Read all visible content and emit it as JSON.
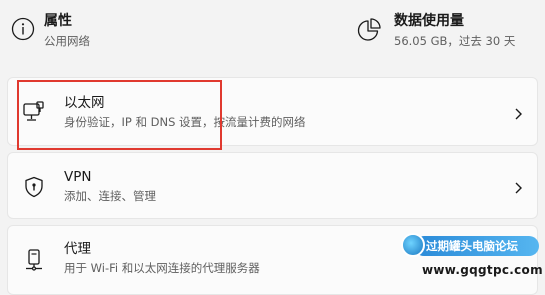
{
  "header": {
    "properties": {
      "title": "属性",
      "subtitle": "公用网络",
      "icon": "info-icon"
    },
    "data_usage": {
      "title": "数据使用量",
      "subtitle": "56.05 GB，过去 30 天",
      "icon": "pie-chart-icon"
    }
  },
  "cards": {
    "ethernet": {
      "title": "以太网",
      "subtitle": "身份验证，IP 和 DNS 设置，按流量计费的网络",
      "icon": "ethernet-icon"
    },
    "vpn": {
      "title": "VPN",
      "subtitle": "添加、连接、管理",
      "icon": "shield-icon"
    },
    "proxy": {
      "title": "代理",
      "subtitle": "用于 Wi-Fi 和以太网连接的代理服务器",
      "icon": "proxy-server-icon"
    }
  },
  "watermark": {
    "name": "过期罐头电脑论坛",
    "url": "www.gqgtpc.com"
  },
  "colors": {
    "highlight": "#e0392f",
    "background": "#f3f3f3",
    "card": "#fbfbfb",
    "watermark": "#2a8ad8"
  }
}
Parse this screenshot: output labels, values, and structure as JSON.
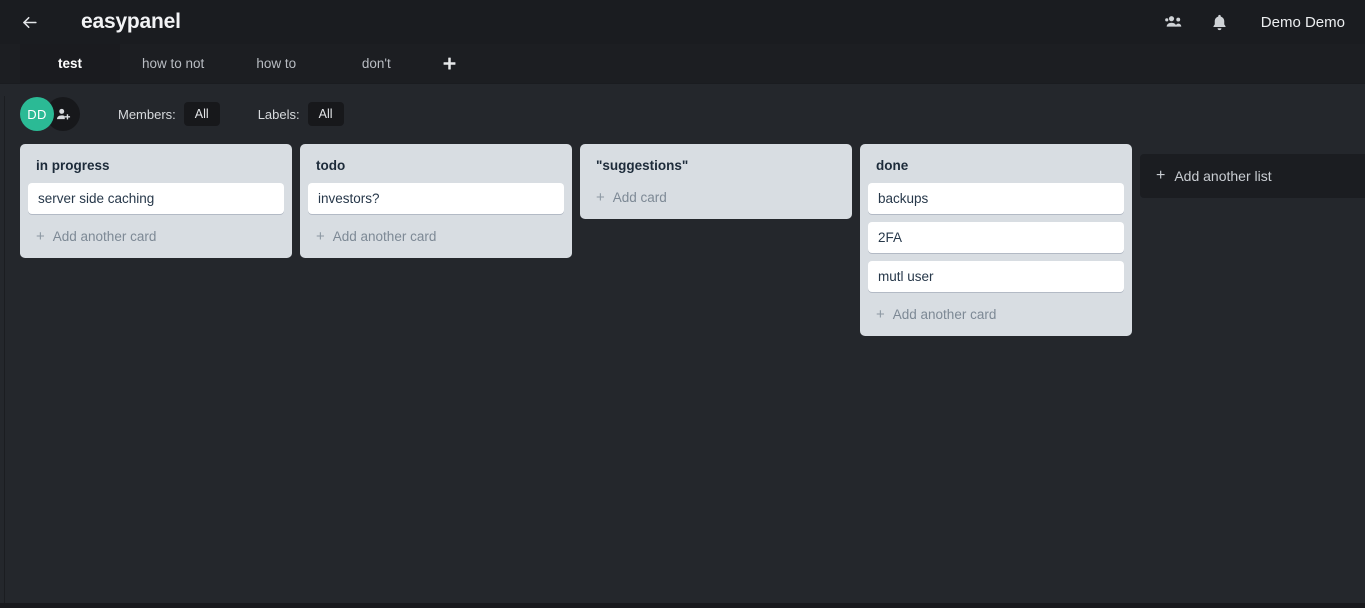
{
  "header": {
    "back_icon": "arrow-left-icon",
    "title": "easypanel",
    "members_icon": "people-group-icon",
    "notifications_icon": "bell-icon",
    "user_name": "Demo Demo"
  },
  "tabs": {
    "items": [
      {
        "label": "test",
        "active": true
      },
      {
        "label": "how to not",
        "active": false
      },
      {
        "label": "how to",
        "active": false
      },
      {
        "label": "don't",
        "active": false
      }
    ],
    "add_label": "+"
  },
  "filterbar": {
    "avatar_initials": "DD",
    "avatar_color": "#2bba95",
    "add_member_icon": "add-person-icon",
    "members_label": "Members:",
    "members_value": "All",
    "labels_label": "Labels:",
    "labels_value": "All"
  },
  "board": {
    "lists": [
      {
        "title": "in progress",
        "cards": [
          "server side caching"
        ],
        "add_card_label": "Add another card"
      },
      {
        "title": "todo",
        "cards": [
          "investors?"
        ],
        "add_card_label": "Add another card"
      },
      {
        "title": "\"suggestions\"",
        "cards": [],
        "add_card_label": "Add card"
      },
      {
        "title": "done",
        "cards": [
          "backups",
          "2FA",
          "mutl user"
        ],
        "add_card_label": "Add another card"
      }
    ],
    "add_list_label": "Add another list"
  }
}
◆ ◆ ◆ ◆ ◆
* [EXERCISE]: In your copy, leave out the pictures and reproduce the material above exactly.

* [WORKED ANSWER]:
Read all visible content and emit it as JSON.
{
  "header": {
    "properties": {
      "title": "属性",
      "subtitle": "公用网络",
      "icon": "info-icon"
    },
    "data_usage": {
      "title": "数据使用量",
      "subtitle": "56.05 GB，过去 30 天",
      "icon": "pie-chart-icon"
    }
  },
  "cards": {
    "ethernet": {
      "title": "以太网",
      "subtitle": "身份验证，IP 和 DNS 设置，按流量计费的网络",
      "icon": "ethernet-icon"
    },
    "vpn": {
      "title": "VPN",
      "subtitle": "添加、连接、管理",
      "icon": "shield-icon"
    },
    "proxy": {
      "title": "代理",
      "subtitle": "用于 Wi-Fi 和以太网连接的代理服务器",
      "icon": "proxy-server-icon"
    }
  },
  "watermark": {
    "name": "过期罐头电脑论坛",
    "url": "www.gqgtpc.com"
  },
  "colors": {
    "highlight": "#e0392f",
    "background": "#f3f3f3",
    "card": "#fbfbfb",
    "watermark": "#2a8ad8"
  }
}
Parse this screenshot: output labels, values, and structure as JSON.
{
  "header": {
    "back_icon": "arrow-left-icon",
    "title": "easypanel",
    "members_icon": "people-group-icon",
    "notifications_icon": "bell-icon",
    "user_name": "Demo Demo"
  },
  "tabs": {
    "items": [
      {
        "label": "test",
        "active": true
      },
      {
        "label": "how to not",
        "active": false
      },
      {
        "label": "how to",
        "active": false
      },
      {
        "label": "don't",
        "active": false
      }
    ],
    "add_label": "+"
  },
  "filterbar": {
    "avatar_initials": "DD",
    "avatar_color": "#2bba95",
    "add_member_icon": "add-person-icon",
    "members_label": "Members:",
    "members_value": "All",
    "labels_label": "Labels:",
    "labels_value": "All"
  },
  "board": {
    "lists": [
      {
        "title": "in progress",
        "cards": [
          "server side caching"
        ],
        "add_card_label": "Add another card"
      },
      {
        "title": "todo",
        "cards": [
          "investors?"
        ],
        "add_card_label": "Add another card"
      },
      {
        "title": "\"suggestions\"",
        "cards": [],
        "add_card_label": "Add card"
      },
      {
        "title": "done",
        "cards": [
          "backups",
          "2FA",
          "mutl user"
        ],
        "add_card_label": "Add another card"
      }
    ],
    "add_list_label": "Add another list"
  }
}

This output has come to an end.